▸ TASK DESCRIPTION
The records below should be written out again, exactly.

▸ RECORD SET
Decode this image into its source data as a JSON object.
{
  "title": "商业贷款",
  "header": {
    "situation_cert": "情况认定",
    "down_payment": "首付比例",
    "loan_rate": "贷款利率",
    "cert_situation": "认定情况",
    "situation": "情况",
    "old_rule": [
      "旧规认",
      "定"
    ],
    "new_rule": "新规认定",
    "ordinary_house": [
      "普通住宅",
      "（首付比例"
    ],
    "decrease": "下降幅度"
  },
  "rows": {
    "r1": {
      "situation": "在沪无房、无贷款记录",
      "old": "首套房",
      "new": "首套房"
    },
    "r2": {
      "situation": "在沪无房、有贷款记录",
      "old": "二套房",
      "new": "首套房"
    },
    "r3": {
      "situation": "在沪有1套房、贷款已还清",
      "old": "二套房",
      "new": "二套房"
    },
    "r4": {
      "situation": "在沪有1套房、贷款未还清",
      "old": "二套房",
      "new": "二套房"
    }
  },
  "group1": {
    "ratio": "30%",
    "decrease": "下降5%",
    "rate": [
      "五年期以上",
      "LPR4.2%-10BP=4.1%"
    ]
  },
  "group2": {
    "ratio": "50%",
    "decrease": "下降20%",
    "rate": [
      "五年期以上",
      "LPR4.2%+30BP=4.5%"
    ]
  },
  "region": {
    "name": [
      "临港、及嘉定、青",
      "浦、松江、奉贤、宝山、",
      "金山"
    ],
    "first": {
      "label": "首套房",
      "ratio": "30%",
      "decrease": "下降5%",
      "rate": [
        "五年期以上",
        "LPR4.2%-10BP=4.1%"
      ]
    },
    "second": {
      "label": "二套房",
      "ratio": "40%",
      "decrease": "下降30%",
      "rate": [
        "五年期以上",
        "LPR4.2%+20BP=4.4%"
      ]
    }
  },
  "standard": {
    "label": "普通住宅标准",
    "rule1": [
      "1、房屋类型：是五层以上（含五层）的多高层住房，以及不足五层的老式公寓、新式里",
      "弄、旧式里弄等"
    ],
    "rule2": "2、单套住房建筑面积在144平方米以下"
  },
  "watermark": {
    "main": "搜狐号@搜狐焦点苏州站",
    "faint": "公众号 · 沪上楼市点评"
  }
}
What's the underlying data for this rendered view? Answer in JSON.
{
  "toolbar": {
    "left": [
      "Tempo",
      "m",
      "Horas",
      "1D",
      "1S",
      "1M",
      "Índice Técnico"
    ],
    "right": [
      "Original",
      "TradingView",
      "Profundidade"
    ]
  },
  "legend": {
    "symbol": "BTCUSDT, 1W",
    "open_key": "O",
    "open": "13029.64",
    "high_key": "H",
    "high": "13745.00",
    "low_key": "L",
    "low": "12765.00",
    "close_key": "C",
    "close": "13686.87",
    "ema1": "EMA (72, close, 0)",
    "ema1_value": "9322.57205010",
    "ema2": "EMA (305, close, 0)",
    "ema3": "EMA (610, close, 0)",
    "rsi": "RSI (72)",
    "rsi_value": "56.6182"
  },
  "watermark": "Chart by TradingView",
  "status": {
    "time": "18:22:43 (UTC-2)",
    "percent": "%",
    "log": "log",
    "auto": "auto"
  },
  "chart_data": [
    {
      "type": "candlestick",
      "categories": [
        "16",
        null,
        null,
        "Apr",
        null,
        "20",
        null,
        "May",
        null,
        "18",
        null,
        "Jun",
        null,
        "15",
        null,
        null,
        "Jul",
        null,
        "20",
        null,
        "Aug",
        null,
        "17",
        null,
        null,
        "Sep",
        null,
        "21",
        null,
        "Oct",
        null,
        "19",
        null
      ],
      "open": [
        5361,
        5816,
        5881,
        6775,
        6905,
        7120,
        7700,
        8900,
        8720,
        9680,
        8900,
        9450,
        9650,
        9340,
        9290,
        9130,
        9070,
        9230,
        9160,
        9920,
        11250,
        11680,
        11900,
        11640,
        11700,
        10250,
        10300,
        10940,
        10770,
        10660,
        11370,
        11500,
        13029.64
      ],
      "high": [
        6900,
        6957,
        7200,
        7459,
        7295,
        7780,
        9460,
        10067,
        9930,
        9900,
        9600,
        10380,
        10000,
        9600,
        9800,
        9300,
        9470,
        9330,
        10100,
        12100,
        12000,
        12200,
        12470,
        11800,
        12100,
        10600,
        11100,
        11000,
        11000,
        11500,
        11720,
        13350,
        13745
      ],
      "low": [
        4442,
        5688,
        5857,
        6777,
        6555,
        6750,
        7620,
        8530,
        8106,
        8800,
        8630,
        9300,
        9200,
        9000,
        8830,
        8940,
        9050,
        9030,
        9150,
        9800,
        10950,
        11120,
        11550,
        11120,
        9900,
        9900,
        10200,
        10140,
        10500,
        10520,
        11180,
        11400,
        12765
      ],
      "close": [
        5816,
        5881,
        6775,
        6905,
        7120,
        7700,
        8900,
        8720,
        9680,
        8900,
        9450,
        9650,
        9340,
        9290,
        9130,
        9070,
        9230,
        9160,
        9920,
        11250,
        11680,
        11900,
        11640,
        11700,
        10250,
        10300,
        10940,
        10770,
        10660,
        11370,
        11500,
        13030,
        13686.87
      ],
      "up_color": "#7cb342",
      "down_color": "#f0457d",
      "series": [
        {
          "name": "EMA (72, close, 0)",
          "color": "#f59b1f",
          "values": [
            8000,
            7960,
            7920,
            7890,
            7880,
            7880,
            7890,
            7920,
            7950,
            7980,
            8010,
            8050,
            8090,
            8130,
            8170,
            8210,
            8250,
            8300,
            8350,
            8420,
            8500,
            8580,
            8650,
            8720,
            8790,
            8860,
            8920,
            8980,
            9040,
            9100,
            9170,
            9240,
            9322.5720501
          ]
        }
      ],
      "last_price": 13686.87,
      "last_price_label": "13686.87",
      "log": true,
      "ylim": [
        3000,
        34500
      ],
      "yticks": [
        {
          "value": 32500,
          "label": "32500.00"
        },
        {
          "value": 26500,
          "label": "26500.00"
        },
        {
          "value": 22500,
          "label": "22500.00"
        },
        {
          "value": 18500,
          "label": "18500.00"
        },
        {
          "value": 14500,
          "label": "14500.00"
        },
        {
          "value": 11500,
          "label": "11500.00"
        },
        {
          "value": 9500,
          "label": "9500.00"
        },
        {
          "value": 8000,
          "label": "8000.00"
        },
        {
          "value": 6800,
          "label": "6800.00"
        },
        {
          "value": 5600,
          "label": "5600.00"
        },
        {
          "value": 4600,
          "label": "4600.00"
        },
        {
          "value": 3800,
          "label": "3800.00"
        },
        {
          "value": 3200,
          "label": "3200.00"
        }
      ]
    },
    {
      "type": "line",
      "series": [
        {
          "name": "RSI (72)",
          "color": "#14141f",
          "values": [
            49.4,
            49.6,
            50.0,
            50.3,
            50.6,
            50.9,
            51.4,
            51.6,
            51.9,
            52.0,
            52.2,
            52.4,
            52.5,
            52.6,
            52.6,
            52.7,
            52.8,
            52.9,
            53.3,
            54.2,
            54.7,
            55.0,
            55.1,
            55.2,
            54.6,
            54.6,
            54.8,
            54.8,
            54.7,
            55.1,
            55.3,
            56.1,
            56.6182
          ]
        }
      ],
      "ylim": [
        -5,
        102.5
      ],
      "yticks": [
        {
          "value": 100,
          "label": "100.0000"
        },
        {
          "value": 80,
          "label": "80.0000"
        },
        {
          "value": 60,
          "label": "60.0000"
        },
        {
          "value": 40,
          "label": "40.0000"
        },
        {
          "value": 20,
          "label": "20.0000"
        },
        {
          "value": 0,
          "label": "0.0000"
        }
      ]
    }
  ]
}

▸ TASK SOLUTION
Decode this image into its source data as a JSON object.
{
  "title": "商业贷款",
  "header": {
    "situation_cert": "情况认定",
    "down_payment": "首付比例",
    "loan_rate": "贷款利率",
    "cert_situation": "认定情况",
    "situation": "情况",
    "old_rule": [
      "旧规认",
      "定"
    ],
    "new_rule": "新规认定",
    "ordinary_house": [
      "普通住宅",
      "（首付比例"
    ],
    "decrease": "下降幅度"
  },
  "rows": {
    "r1": {
      "situation": "在沪无房、无贷款记录",
      "old": "首套房",
      "new": "首套房"
    },
    "r2": {
      "situation": "在沪无房、有贷款记录",
      "old": "二套房",
      "new": "首套房"
    },
    "r3": {
      "situation": "在沪有1套房、贷款已还清",
      "old": "二套房",
      "new": "二套房"
    },
    "r4": {
      "situation": "在沪有1套房、贷款未还清",
      "old": "二套房",
      "new": "二套房"
    }
  },
  "group1": {
    "ratio": "30%",
    "decrease": "下降5%",
    "rate": [
      "五年期以上",
      "LPR4.2%-10BP=4.1%"
    ]
  },
  "group2": {
    "ratio": "50%",
    "decrease": "下降20%",
    "rate": [
      "五年期以上",
      "LPR4.2%+30BP=4.5%"
    ]
  },
  "region": {
    "name": [
      "临港、及嘉定、青",
      "浦、松江、奉贤、宝山、",
      "金山"
    ],
    "first": {
      "label": "首套房",
      "ratio": "30%",
      "decrease": "下降5%",
      "rate": [
        "五年期以上",
        "LPR4.2%-10BP=4.1%"
      ]
    },
    "second": {
      "label": "二套房",
      "ratio": "40%",
      "decrease": "下降30%",
      "rate": [
        "五年期以上",
        "LPR4.2%+20BP=4.4%"
      ]
    }
  },
  "standard": {
    "label": "普通住宅标准",
    "rule1": [
      "1、房屋类型：是五层以上（含五层）的多高层住房，以及不足五层的老式公寓、新式里",
      "弄、旧式里弄等"
    ],
    "rule2": "2、单套住房建筑面积在144平方米以下"
  },
  "watermark": {
    "main": "搜狐号@搜狐焦点苏州站",
    "faint": "公众号 · 沪上楼市点评"
  }
}
What's the underlying data for this rendered view? Answer in JSON.
{
  "toolbar": {
    "left": [
      "Tempo",
      "m",
      "Horas",
      "1D",
      "1S",
      "1M",
      "Índice Técnico"
    ],
    "right": [
      "Original",
      "TradingView",
      "Profundidade"
    ]
  },
  "legend": {
    "symbol": "BTCUSDT, 1W",
    "open_key": "O",
    "open": "13029.64",
    "high_key": "H",
    "high": "13745.00",
    "low_key": "L",
    "low": "12765.00",
    "close_key": "C",
    "close": "13686.87",
    "ema1": "EMA (72, close, 0)",
    "ema1_value": "9322.57205010",
    "ema2": "EMA (305, close, 0)",
    "ema3": "EMA (610, close, 0)",
    "rsi": "RSI (72)",
    "rsi_value": "56.6182"
  },
  "watermark": "Chart by TradingView",
  "status": {
    "time": "18:22:43 (UTC-2)",
    "percent": "%",
    "log": "log",
    "auto": "auto"
  },
  "chart_data": [
    {
      "type": "candlestick",
      "categories": [
        "16",
        null,
        null,
        "Apr",
        null,
        "20",
        null,
        "May",
        null,
        "18",
        null,
        "Jun",
        null,
        "15",
        null,
        null,
        "Jul",
        null,
        "20",
        null,
        "Aug",
        null,
        "17",
        null,
        null,
        "Sep",
        null,
        "21",
        null,
        "Oct",
        null,
        "19",
        null
      ],
      "open": [
        5361,
        5816,
        5881,
        6775,
        6905,
        7120,
        7700,
        8900,
        8720,
        9680,
        8900,
        9450,
        9650,
        9340,
        9290,
        9130,
        9070,
        9230,
        9160,
        9920,
        11250,
        11680,
        11900,
        11640,
        11700,
        10250,
        10300,
        10940,
        10770,
        10660,
        11370,
        11500,
        13029.64
      ],
      "high": [
        6900,
        6957,
        7200,
        7459,
        7295,
        7780,
        9460,
        10067,
        9930,
        9900,
        9600,
        10380,
        10000,
        9600,
        9800,
        9300,
        9470,
        9330,
        10100,
        12100,
        12000,
        12200,
        12470,
        11800,
        12100,
        10600,
        11100,
        11000,
        11000,
        11500,
        11720,
        13350,
        13745
      ],
      "low": [
        4442,
        5688,
        5857,
        6777,
        6555,
        6750,
        7620,
        8530,
        8106,
        8800,
        8630,
        9300,
        9200,
        9000,
        8830,
        8940,
        9050,
        9030,
        9150,
        9800,
        10950,
        11120,
        11550,
        11120,
        9900,
        9900,
        10200,
        10140,
        10500,
        10520,
        11180,
        11400,
        12765
      ],
      "close": [
        5816,
        5881,
        6775,
        6905,
        7120,
        7700,
        8900,
        8720,
        9680,
        8900,
        9450,
        9650,
        9340,
        9290,
        9130,
        9070,
        9230,
        9160,
        9920,
        11250,
        11680,
        11900,
        11640,
        11700,
        10250,
        10300,
        10940,
        10770,
        10660,
        11370,
        11500,
        13030,
        13686.87
      ],
      "up_color": "#7cb342",
      "down_color": "#f0457d",
      "series": [
        {
          "name": "EMA (72, close, 0)",
          "color": "#f59b1f",
          "values": [
            8000,
            7960,
            7920,
            7890,
            7880,
            7880,
            7890,
            7920,
            7950,
            7980,
            8010,
            8050,
            8090,
            8130,
            8170,
            8210,
            8250,
            8300,
            8350,
            8420,
            8500,
            8580,
            8650,
            8720,
            8790,
            8860,
            8920,
            8980,
            9040,
            9100,
            9170,
            9240,
            9322.5720501
          ]
        }
      ],
      "last_price": 13686.87,
      "last_price_label": "13686.87",
      "log": true,
      "ylim": [
        3000,
        34500
      ],
      "yticks": [
        {
          "value": 32500,
          "label": "32500.00"
        },
        {
          "value": 26500,
          "label": "26500.00"
        },
        {
          "value": 22500,
          "label": "22500.00"
        },
        {
          "value": 18500,
          "label": "18500.00"
        },
        {
          "value": 14500,
          "label": "14500.00"
        },
        {
          "value": 11500,
          "label": "11500.00"
        },
        {
          "value": 9500,
          "label": "9500.00"
        },
        {
          "value": 8000,
          "label": "8000.00"
        },
        {
          "value": 6800,
          "label": "6800.00"
        },
        {
          "value": 5600,
          "label": "5600.00"
        },
        {
          "value": 4600,
          "label": "4600.00"
        },
        {
          "value": 3800,
          "label": "3800.00"
        },
        {
          "value": 3200,
          "label": "3200.00"
        }
      ]
    },
    {
      "type": "line",
      "series": [
        {
          "name": "RSI (72)",
          "color": "#14141f",
          "values": [
            49.4,
            49.6,
            50.0,
            50.3,
            50.6,
            50.9,
            51.4,
            51.6,
            51.9,
            52.0,
            52.2,
            52.4,
            52.5,
            52.6,
            52.6,
            52.7,
            52.8,
            52.9,
            53.3,
            54.2,
            54.7,
            55.0,
            55.1,
            55.2,
            54.6,
            54.6,
            54.8,
            54.8,
            54.7,
            55.1,
            55.3,
            56.1,
            56.6182
          ]
        }
      ],
      "ylim": [
        -5,
        102.5
      ],
      "yticks": [
        {
          "value": 100,
          "label": "100.0000"
        },
        {
          "value": 80,
          "label": "80.0000"
        },
        {
          "value": 60,
          "label": "60.0000"
        },
        {
          "value": 40,
          "label": "40.0000"
        },
        {
          "value": 20,
          "label": "20.0000"
        },
        {
          "value": 0,
          "label": "0.0000"
        }
      ]
    }
  ]
}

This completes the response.